SOURCE RECORDS.
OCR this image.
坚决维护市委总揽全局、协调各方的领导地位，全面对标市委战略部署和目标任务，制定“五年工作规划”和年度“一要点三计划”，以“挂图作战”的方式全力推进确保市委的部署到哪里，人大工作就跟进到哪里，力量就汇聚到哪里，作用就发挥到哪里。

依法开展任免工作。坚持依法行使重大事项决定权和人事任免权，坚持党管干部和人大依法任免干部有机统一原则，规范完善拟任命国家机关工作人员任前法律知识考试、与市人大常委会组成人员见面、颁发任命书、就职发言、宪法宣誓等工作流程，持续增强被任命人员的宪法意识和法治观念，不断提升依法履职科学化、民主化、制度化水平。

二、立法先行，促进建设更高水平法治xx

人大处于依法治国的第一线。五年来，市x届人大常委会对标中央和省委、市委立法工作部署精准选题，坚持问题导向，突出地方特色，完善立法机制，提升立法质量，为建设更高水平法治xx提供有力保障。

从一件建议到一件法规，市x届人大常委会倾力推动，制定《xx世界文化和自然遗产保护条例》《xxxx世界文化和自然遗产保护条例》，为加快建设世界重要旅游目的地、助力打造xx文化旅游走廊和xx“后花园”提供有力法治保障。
---
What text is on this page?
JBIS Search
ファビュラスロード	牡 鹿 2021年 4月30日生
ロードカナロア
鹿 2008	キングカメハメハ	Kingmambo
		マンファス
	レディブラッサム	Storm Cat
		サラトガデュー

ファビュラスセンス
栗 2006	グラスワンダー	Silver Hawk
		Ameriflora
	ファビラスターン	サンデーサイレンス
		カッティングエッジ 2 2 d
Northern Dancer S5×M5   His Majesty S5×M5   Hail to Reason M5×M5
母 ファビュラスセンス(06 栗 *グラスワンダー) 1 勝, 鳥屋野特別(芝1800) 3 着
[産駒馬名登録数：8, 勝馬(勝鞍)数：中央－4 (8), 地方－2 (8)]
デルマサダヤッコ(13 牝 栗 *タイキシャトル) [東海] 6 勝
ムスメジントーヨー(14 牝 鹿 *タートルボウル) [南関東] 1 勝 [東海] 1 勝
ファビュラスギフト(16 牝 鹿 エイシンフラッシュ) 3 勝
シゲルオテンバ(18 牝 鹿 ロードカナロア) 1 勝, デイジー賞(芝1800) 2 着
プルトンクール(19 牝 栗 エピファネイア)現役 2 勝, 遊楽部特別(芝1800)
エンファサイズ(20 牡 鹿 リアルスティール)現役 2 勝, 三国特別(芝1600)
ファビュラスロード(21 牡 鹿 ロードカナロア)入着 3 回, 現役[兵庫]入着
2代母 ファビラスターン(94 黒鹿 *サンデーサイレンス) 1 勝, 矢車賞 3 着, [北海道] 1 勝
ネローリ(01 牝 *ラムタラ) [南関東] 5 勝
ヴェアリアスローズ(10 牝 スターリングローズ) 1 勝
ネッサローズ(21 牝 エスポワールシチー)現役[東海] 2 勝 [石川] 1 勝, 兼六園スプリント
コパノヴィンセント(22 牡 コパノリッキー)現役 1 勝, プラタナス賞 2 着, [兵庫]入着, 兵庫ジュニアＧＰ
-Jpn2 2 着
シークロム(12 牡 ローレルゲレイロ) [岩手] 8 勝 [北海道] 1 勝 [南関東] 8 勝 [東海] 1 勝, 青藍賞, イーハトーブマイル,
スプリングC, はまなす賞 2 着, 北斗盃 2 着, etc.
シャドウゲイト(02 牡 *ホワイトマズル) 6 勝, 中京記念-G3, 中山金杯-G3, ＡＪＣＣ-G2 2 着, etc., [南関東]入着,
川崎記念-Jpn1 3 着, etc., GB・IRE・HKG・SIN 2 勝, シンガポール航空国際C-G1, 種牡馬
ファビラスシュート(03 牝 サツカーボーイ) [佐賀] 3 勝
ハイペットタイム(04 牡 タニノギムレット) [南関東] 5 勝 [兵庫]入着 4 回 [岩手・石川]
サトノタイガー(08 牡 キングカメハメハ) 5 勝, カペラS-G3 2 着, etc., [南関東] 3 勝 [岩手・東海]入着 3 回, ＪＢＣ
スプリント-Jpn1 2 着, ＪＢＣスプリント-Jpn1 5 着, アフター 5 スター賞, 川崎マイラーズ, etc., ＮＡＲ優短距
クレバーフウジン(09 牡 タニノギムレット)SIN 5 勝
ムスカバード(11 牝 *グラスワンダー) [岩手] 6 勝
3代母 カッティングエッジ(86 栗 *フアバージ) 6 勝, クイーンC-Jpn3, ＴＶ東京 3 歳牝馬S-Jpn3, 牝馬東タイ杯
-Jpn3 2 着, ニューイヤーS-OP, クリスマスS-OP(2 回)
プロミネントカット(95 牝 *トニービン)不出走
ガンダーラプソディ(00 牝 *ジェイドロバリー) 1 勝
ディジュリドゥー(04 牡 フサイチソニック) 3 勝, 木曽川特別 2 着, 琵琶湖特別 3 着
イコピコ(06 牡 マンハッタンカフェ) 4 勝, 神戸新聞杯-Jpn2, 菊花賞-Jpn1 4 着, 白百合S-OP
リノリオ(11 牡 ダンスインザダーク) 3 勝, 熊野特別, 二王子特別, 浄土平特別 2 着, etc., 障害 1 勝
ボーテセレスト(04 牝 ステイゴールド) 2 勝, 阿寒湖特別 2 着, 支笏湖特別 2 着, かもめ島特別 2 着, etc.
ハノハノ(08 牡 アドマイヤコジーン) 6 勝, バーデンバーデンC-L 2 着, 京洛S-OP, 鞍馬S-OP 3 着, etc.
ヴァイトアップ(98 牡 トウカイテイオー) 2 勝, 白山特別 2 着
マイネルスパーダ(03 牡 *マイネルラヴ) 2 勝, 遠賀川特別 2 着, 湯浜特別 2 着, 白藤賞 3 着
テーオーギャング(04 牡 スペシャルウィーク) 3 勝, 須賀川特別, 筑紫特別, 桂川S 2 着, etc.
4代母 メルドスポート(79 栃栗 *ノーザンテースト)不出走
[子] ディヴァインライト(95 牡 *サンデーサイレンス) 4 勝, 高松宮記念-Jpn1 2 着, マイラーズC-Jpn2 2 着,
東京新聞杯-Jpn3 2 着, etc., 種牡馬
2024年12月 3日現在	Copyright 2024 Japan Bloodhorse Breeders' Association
---
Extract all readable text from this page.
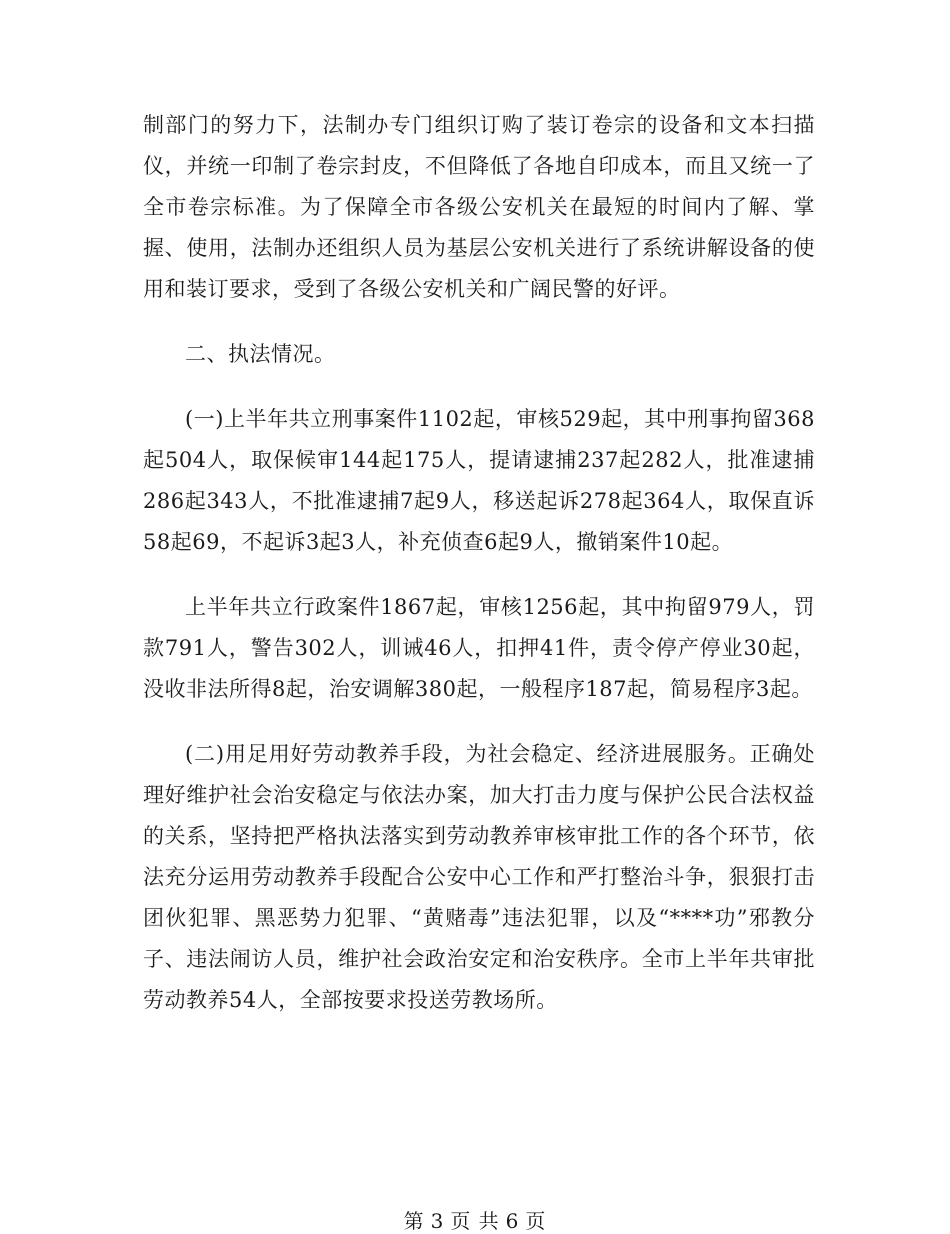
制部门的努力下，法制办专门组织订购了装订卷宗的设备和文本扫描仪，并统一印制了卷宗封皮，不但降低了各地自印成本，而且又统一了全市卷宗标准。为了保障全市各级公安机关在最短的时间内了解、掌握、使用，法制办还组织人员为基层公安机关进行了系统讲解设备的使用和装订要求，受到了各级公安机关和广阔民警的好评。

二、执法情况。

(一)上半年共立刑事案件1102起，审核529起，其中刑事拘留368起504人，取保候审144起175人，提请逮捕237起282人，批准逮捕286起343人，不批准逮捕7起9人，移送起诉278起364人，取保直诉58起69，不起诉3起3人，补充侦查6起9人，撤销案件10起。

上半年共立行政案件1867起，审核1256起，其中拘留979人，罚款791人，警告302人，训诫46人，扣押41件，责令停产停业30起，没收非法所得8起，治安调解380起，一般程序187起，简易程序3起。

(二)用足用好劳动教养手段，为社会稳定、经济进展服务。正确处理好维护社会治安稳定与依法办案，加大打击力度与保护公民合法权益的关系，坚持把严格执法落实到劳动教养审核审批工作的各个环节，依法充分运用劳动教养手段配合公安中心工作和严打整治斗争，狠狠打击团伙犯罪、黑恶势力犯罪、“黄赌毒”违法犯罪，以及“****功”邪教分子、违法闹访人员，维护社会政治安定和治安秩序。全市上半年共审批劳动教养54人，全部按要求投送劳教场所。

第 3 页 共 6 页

WRITTEN TASK. Check every line for "タニノギムレット" and show the ones that have it.

WRITTEN ANSWER.
ハイペットタイム(04 牡 タニノギムレット) [南関東] 5 勝 [兵庫]入着 4 回 [岩手・石川]
クレバーフウジン(09 牡 タニノギムレット)SIN 5 勝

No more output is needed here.